PROBLEM ▸ Each line that holds the word "Length" should be returned.

[begin DATASET ENTRIES]

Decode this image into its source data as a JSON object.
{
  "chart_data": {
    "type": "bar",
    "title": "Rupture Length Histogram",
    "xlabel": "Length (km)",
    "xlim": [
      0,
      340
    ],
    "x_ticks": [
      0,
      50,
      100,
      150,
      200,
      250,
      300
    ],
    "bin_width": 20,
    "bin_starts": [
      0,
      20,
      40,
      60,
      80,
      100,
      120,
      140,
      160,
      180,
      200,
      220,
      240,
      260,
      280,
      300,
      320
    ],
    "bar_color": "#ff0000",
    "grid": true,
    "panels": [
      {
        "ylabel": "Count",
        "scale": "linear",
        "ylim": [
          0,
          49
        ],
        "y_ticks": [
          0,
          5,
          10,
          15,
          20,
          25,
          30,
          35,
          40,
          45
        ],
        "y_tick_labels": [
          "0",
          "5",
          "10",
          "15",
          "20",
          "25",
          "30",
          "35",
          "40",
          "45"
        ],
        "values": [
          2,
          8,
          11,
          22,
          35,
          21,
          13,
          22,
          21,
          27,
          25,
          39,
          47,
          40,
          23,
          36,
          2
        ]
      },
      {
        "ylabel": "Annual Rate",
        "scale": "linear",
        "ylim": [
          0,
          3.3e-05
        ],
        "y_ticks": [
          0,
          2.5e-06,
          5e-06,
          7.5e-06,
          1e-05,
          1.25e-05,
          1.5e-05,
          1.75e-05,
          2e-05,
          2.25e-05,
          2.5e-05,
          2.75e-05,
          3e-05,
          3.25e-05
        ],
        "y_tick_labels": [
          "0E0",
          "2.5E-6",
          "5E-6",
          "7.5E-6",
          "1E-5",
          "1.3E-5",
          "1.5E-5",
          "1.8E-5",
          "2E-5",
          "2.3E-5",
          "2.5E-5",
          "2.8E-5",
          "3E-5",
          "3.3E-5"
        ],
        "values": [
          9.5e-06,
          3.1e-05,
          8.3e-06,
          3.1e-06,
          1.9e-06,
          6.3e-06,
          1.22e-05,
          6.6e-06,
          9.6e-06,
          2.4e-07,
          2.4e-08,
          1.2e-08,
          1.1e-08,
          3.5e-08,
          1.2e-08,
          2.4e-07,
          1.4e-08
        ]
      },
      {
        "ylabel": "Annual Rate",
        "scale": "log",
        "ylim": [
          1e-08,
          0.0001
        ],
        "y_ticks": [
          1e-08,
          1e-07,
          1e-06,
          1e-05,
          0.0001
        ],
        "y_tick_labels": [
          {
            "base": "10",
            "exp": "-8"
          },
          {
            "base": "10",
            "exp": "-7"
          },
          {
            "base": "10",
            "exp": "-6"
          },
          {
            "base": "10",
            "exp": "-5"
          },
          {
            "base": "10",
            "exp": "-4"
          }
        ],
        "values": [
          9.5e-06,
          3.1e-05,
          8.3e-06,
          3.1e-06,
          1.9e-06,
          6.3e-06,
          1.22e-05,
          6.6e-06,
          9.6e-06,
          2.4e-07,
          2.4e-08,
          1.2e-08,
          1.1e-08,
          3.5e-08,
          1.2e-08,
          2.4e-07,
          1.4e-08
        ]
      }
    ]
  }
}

[end DATASET ENTRIES]

CORRECT RESULT ▸
    "title": "Rupture Length Histogram",
    "xlabel": "Length (km)",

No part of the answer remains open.